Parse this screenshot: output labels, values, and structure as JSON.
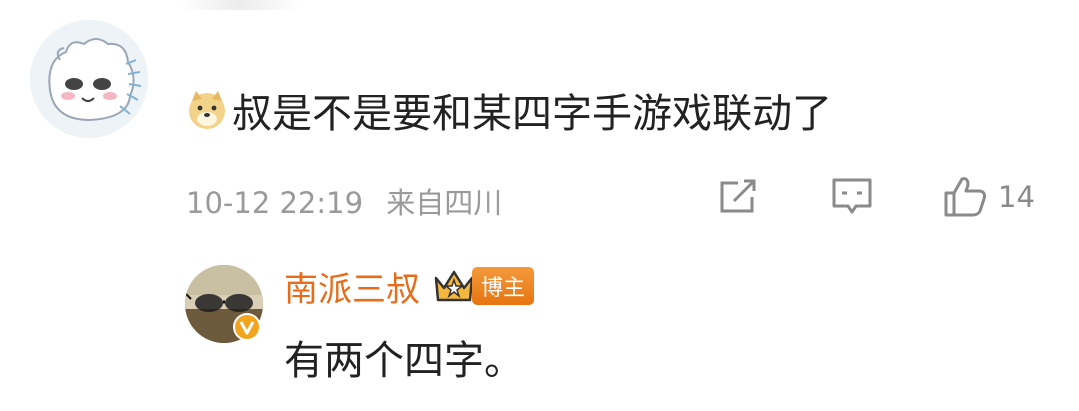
{
  "comment": {
    "text": "叔是不是要和某四字手游戏联动了",
    "emoji_icon": "doge-emoji-icon",
    "date": "10-12 22:19",
    "location": "来自四川",
    "like_count": "14"
  },
  "reply": {
    "author": "南派三叔",
    "badge": "博主",
    "text": "有两个四字。",
    "accent_color": "#e86d1a"
  },
  "colors": {
    "meta_text": "#9a9a9a",
    "body_text": "#222222",
    "badge_orange": "#f0891f",
    "verified_badge": "#f2a51c"
  }
}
______________________________
- _EXERCISE BRIEF_: Would you mind returning each entry above word for word, skipping the images?

- _RESPONSE_:
Parse this screenshot: output labels, values, and structure as JSON.
{
  "comment": {
    "text": "叔是不是要和某四字手游戏联动了",
    "emoji_icon": "doge-emoji-icon",
    "date": "10-12 22:19",
    "location": "来自四川",
    "like_count": "14"
  },
  "reply": {
    "author": "南派三叔",
    "badge": "博主",
    "text": "有两个四字。",
    "accent_color": "#e86d1a"
  },
  "colors": {
    "meta_text": "#9a9a9a",
    "body_text": "#222222",
    "badge_orange": "#f0891f",
    "verified_badge": "#f2a51c"
  }
}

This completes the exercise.